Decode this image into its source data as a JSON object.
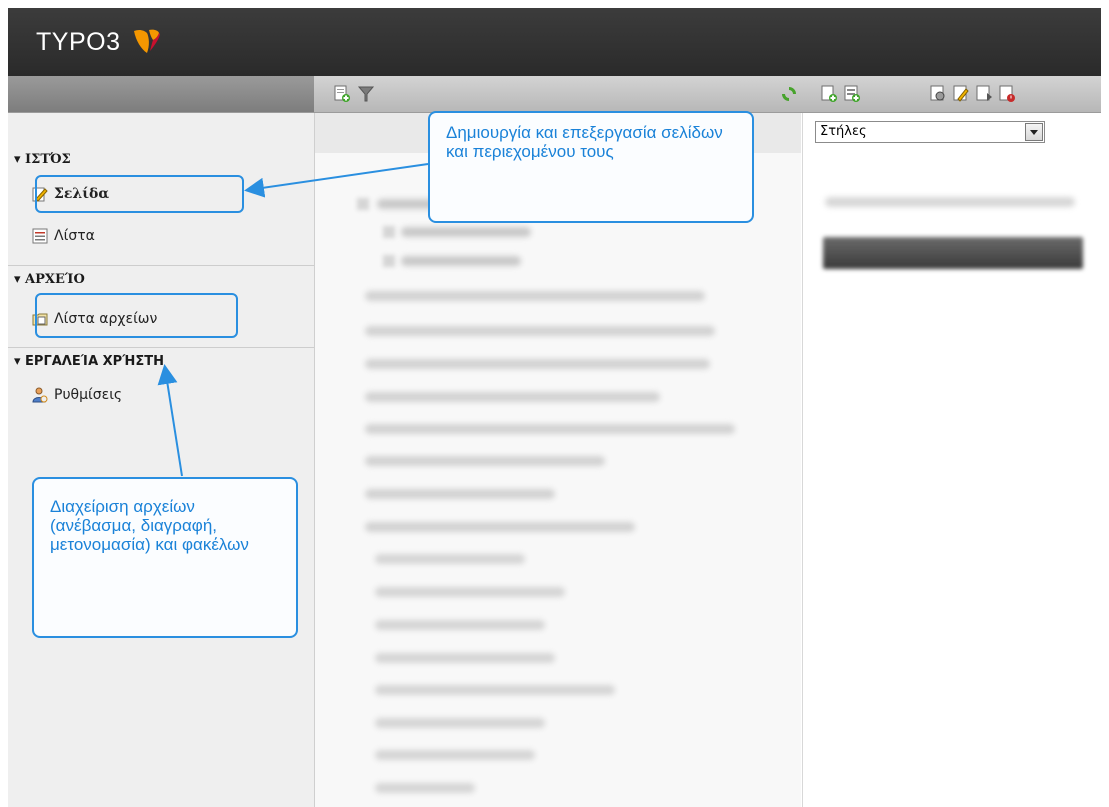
{
  "header": {
    "logo_text": "TYPO3",
    "brand_color": "#f49700"
  },
  "sidebar": {
    "groups": [
      {
        "label": "▾ ΙΣΤΌΣ",
        "items": [
          {
            "label": "Σελίδα",
            "icon": "page-edit-icon"
          },
          {
            "label": "Λίστα",
            "icon": "list-icon"
          }
        ]
      },
      {
        "label": "▾ ΑΡΧΕΊΟ",
        "items": [
          {
            "label": "Λίστα αρχείων",
            "icon": "filelist-icon"
          }
        ]
      },
      {
        "label": "▾ ΕΡΓΑΛΕΊΑ ΧΡΉΣΤΗ",
        "items": [
          {
            "label": "Ρυθμίσεις",
            "icon": "user-settings-icon"
          }
        ]
      }
    ]
  },
  "content": {
    "columns_select": "Στήλες"
  },
  "callouts": {
    "page_module": "Δημιουργία και επεξεργασία σελίδων και περιεχομένου τους",
    "file_module": "Διαχείριση αρχείων (ανέβασμα, διαγραφή, μετονομασία) και φακέλων"
  },
  "colors": {
    "callout": "#2a8fe0",
    "callout_text": "#1a82d8"
  }
}
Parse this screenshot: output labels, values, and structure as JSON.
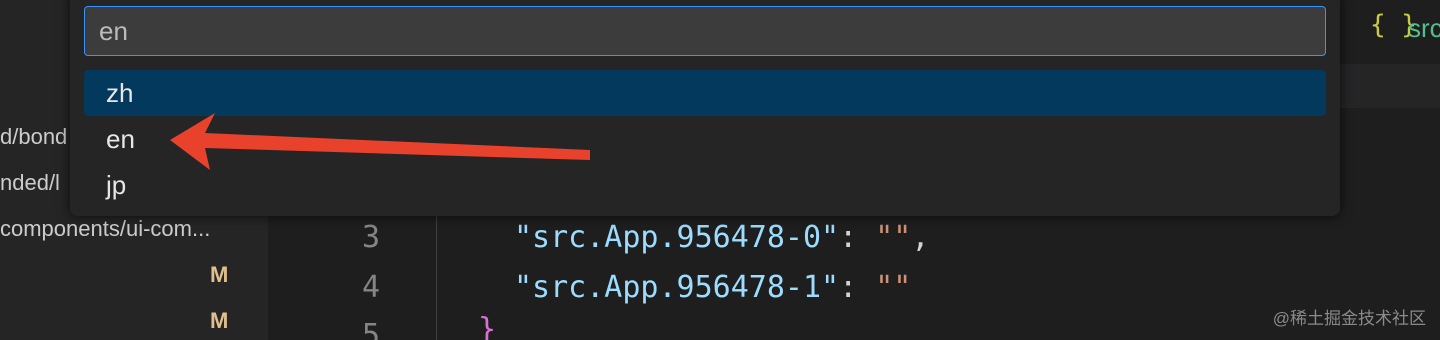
{
  "quick_pick": {
    "input_value": "en",
    "items": [
      {
        "label": "zh",
        "selected": true
      },
      {
        "label": "en",
        "selected": false
      },
      {
        "label": "jp",
        "selected": false
      }
    ]
  },
  "editor_tab": {
    "icon": "json-braces-icon",
    "braces": "{ }",
    "label": "src"
  },
  "sidebar": {
    "rows": [
      "d/bond",
      "nded/l",
      "components/ui-com..."
    ],
    "badges": [
      "M",
      "M"
    ]
  },
  "editor": {
    "line_numbers": [
      "3",
      "4",
      "5"
    ],
    "lines": [
      {
        "key": "\"src.App.956478-0\"",
        "colon": ": ",
        "value": "\"\"",
        "trail": ","
      },
      {
        "key": "\"src.App.956478-1\"",
        "colon": ": ",
        "value": "\"\"",
        "trail": ""
      }
    ],
    "closing_brace": "}"
  },
  "watermark": "@稀土掘金技术社区",
  "colors": {
    "annotation_arrow": "#e8412c",
    "selection": "#04395e",
    "focus_border": "#3794ff"
  }
}
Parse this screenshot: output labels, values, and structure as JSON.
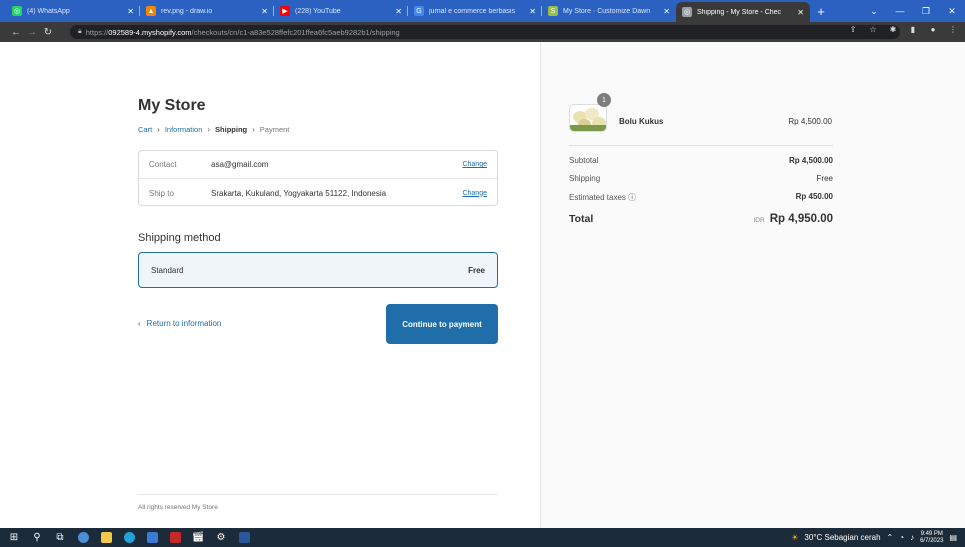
{
  "browser": {
    "tabs": [
      {
        "title": "(4) WhatsApp",
        "color": "#25d366",
        "glyph": "◎"
      },
      {
        "title": "rev.png - draw.io",
        "color": "#f08705",
        "glyph": "▲"
      },
      {
        "title": "(228) YouTube",
        "color": "#ff0000",
        "glyph": "▶"
      },
      {
        "title": "jurnal e commerce berbasis",
        "color": "#4285f4",
        "glyph": "G"
      },
      {
        "title": "My Store · Customize Dawn",
        "color": "#95bf47",
        "glyph": "S"
      },
      {
        "title": "Shipping - My Store - Chec",
        "color": "#9aa0a6",
        "glyph": "◎"
      }
    ],
    "url_prefix": "https://",
    "url_host": "092589-4.myshopify.com",
    "url_path": "/checkouts/cn/c1-a83e528ffefc201ffea6fc5aeb9282b1/shipping"
  },
  "checkout": {
    "store_name": "My Store",
    "breadcrumb": {
      "cart": "Cart",
      "information": "Information",
      "shipping": "Shipping",
      "payment": "Payment"
    },
    "review": {
      "contact_label": "Contact",
      "contact_value": "asa@gmail.com",
      "ship_label": "Ship to",
      "ship_value": "Srakarta, Kukuland, Yogyakarta 51122, Indonesia",
      "change": "Change"
    },
    "shipping_method_title": "Shipping method",
    "method": {
      "name": "Standard",
      "price": "Free"
    },
    "return_label": "Return to information",
    "continue_label": "Continue to payment",
    "footer": "All rights reserved My Store"
  },
  "summary": {
    "product": {
      "name": "Bolu Kukus",
      "qty": "1",
      "price": "Rp 4,500.00"
    },
    "subtotal_label": "Subtotal",
    "subtotal": "Rp 4,500.00",
    "shipping_label": "Shipping",
    "shipping": "Free",
    "taxes_label": "Estimated taxes ⓘ",
    "taxes": "Rp 450.00",
    "total_label": "Total",
    "total_currency": "IDR",
    "total": "Rp 4,950.00"
  },
  "taskbar": {
    "weather": "30°C Sebagian cerah",
    "time": "9:49 PM",
    "date": "6/7/2023"
  }
}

□ □ □ □ □

- WHAT YOU ARE ASKED TO DO: Images in the data above are to be skipped. Retype all other material exactly.

- FULL RESPONSE:
Decode this image into its source data as a JSON object.
{
  "header": {
    "logo_text": "TYPO3",
    "brand_color": "#f49700"
  },
  "sidebar": {
    "groups": [
      {
        "label": "▾ ΙΣΤΌΣ",
        "items": [
          {
            "label": "Σελίδα",
            "icon": "page-edit-icon"
          },
          {
            "label": "Λίστα",
            "icon": "list-icon"
          }
        ]
      },
      {
        "label": "▾ ΑΡΧΕΊΟ",
        "items": [
          {
            "label": "Λίστα αρχείων",
            "icon": "filelist-icon"
          }
        ]
      },
      {
        "label": "▾ ΕΡΓΑΛΕΊΑ ΧΡΉΣΤΗ",
        "items": [
          {
            "label": "Ρυθμίσεις",
            "icon": "user-settings-icon"
          }
        ]
      }
    ]
  },
  "content": {
    "columns_select": "Στήλες"
  },
  "callouts": {
    "page_module": "Δημιουργία και επεξεργασία σελίδων και περιεχομένου τους",
    "file_module": "Διαχείριση αρχείων (ανέβασμα, διαγραφή, μετονομασία) και φακέλων"
  },
  "colors": {
    "callout": "#2a8fe0",
    "callout_text": "#1a82d8"
  }
}
Parse this screenshot: output labels, values, and structure as JSON.
{
  "quick_pick": {
    "input_value": "en",
    "items": [
      {
        "label": "zh",
        "selected": true
      },
      {
        "label": "en",
        "selected": false
      },
      {
        "label": "jp",
        "selected": false
      }
    ]
  },
  "editor_tab": {
    "icon": "json-braces-icon",
    "braces": "{ }",
    "label": "src"
  },
  "sidebar": {
    "rows": [
      "d/bond",
      "nded/l",
      "components/ui-com..."
    ],
    "badges": [
      "M",
      "M"
    ]
  },
  "editor": {
    "line_numbers": [
      "3",
      "4",
      "5"
    ],
    "lines": [
      {
        "key": "\"src.App.956478-0\"",
        "colon": ": ",
        "value": "\"\"",
        "trail": ","
      },
      {
        "key": "\"src.App.956478-1\"",
        "colon": ": ",
        "value": "\"\"",
        "trail": ""
      }
    ],
    "closing_brace": "}"
  },
  "watermark": "@稀土掘金技术社区",
  "colors": {
    "annotation_arrow": "#e8412c",
    "selection": "#04395e",
    "focus_border": "#3794ff"
  }
}
Parse this screenshot: output labels, values, and structure as JSON.
{
  "browser": {
    "tabs": [
      {
        "title": "(4) WhatsApp",
        "color": "#25d366",
        "glyph": "◎"
      },
      {
        "title": "rev.png - draw.io",
        "color": "#f08705",
        "glyph": "▲"
      },
      {
        "title": "(228) YouTube",
        "color": "#ff0000",
        "glyph": "▶"
      },
      {
        "title": "jurnal e commerce berbasis",
        "color": "#4285f4",
        "glyph": "G"
      },
      {
        "title": "My Store · Customize Dawn",
        "color": "#95bf47",
        "glyph": "S"
      },
      {
        "title": "Shipping - My Store - Chec",
        "color": "#9aa0a6",
        "glyph": "◎"
      }
    ],
    "url_prefix": "https://",
    "url_host": "092589-4.myshopify.com",
    "url_path": "/checkouts/cn/c1-a83e528ffefc201ffea6fc5aeb9282b1/shipping"
  },
  "checkout": {
    "store_name": "My Store",
    "breadcrumb": {
      "cart": "Cart",
      "information": "Information",
      "shipping": "Shipping",
      "payment": "Payment"
    },
    "review": {
      "contact_label": "Contact",
      "contact_value": "asa@gmail.com",
      "ship_label": "Ship to",
      "ship_value": "Srakarta, Kukuland, Yogyakarta 51122, Indonesia",
      "change": "Change"
    },
    "shipping_method_title": "Shipping method",
    "method": {
      "name": "Standard",
      "price": "Free"
    },
    "return_label": "Return to information",
    "continue_label": "Continue to payment",
    "footer": "All rights reserved My Store"
  },
  "summary": {
    "product": {
      "name": "Bolu Kukus",
      "qty": "1",
      "price": "Rp 4,500.00"
    },
    "subtotal_label": "Subtotal",
    "subtotal": "Rp 4,500.00",
    "shipping_label": "Shipping",
    "shipping": "Free",
    "taxes_label": "Estimated taxes ⓘ",
    "taxes": "Rp 450.00",
    "total_label": "Total",
    "total_currency": "IDR",
    "total": "Rp 4,950.00"
  },
  "taskbar": {
    "weather": "30°C Sebagian cerah",
    "time": "9:49 PM",
    "date": "6/7/2023"
  }
}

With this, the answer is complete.